# PROVIDED PASSAGE
★ ★ ★ ★ ★ ★ ★

On the road to Vancouver’s 2010 Olympic Madness, one sleeping bag at a time…
August 1, 2007 at 10:23 pm | In 2010_olympics, arts, canada, copywrong, social_critique, vancouver | 10 CommentsMarianne Lepa, publisher of Arts News Canada (see my blog post from July 21), wrote in today’s by-subscription newsletter about Kimberly Baker, an artist who recently graduated from Emily Carr Institute of Art & Design in Vancouver.
It’s a story of the ham-fisted 2010 Olympics/ Vancouver Organizing Committee’s approach to “copyright” and marketing rights, and it should shock the hell out of any sane person. I’ll quote from Marianne’s email (which is based on Baker’s article in Common Ground):
For her graduation project, [Kimberly Baker] created a poster that depicts a homeless man in a sleeping bag with his shopping cart beside him. The image is reproduced five times and placed just so, each sleeping bag is coloured in five vibrant shades. The title of the poster is “Vancouver 2010”.
Imagine Baker’s surprise when the printer told her that “2010” has been trademarked by the Olympic Organizing Committee and she was breaking the law by using the date on her poster.
“Sure enough, an investigation showed that Canada had passed Bill C-47, the Olympic and Paralympics Marks Act, legislation that provides the Vancouver Olympic organizers with extreme power over the symbols and language linked with the Olympics,” she writes in a commentary on Common Ground, found in our Opinion section today.
She went ahead and exhibited the poster anyway. It garnered enough attention that it earned a Vancouver Sun review, but unlike the other four works reviewed by the Sun, Baker’s poster wasn’t given a photograph.
“Had the Vancouver Sun been so intimidated about liability issues pertaining to any formation of ‘Vancouver 2010’ ,” she wonders, “that they wouldn’t print the image?”
Appropriating objects from our culture is necessary, Baker argues, “relevant issues become visible to a broader, public audience, challenging the notions of political authority, as a result.”
After learning that she may find herself in an expensive and protracted court case if she displayed the poster, Baker instead sought permission from VANOC to use the poster. It was granted, but for only limited applications. She met with Colin Jarvis, VANOC’s manager of Commercial Rights Management.
“When I met with Mr. Jarvis, he was very accommodating and open to answering all my questions. He assured me that VANOC’s position is that they are not interested in litigation with artists and that artists have a right to critique.

★ ★ ★ ★ ★ ★ ★

# RECORDED INFORMATION
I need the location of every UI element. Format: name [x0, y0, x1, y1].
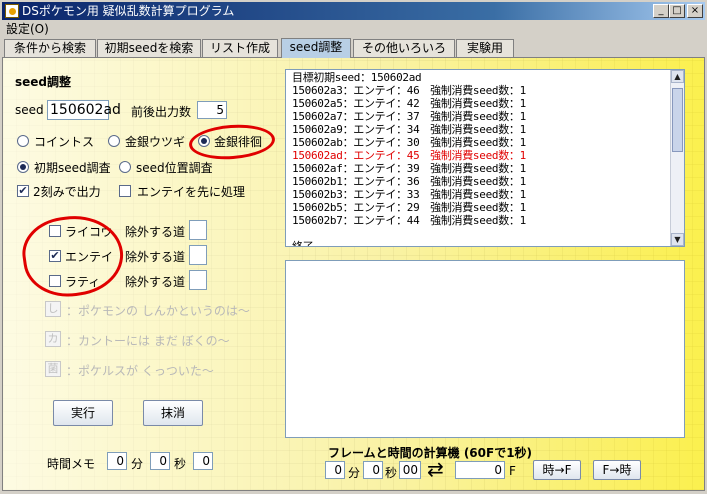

★ ★ ★ ★ ★ ★ ★

# PROBLEMS TO SOLVE
1. In the post about Kimberly Baker's poster, whom did Baker meet with at VANOC?
2. Reproduce word for word the stretch of the post about Kimberly Baker's poster from "Imagine Baker’s surprise" through "Opinion section today.".

# FULL SOLUTIONS
1. Colin Jarvis, VANOC's manager of Commercial Rights Management.

2.
Imagine Baker’s surprise when the printer told her that “2010” has been trademarked by the Olympic Organizing Committee and she was breaking the law by using the date on her poster.
“Sure enough, an investigation showed that Canada had passed Bill C-47, the Olympic and Paralympics Marks Act, legislation that provides the Vancouver Olympic organizers with extreme power over the symbols and language linked with the Olympics,” she writes in a commentary on Common Ground, found in our Opinion section today.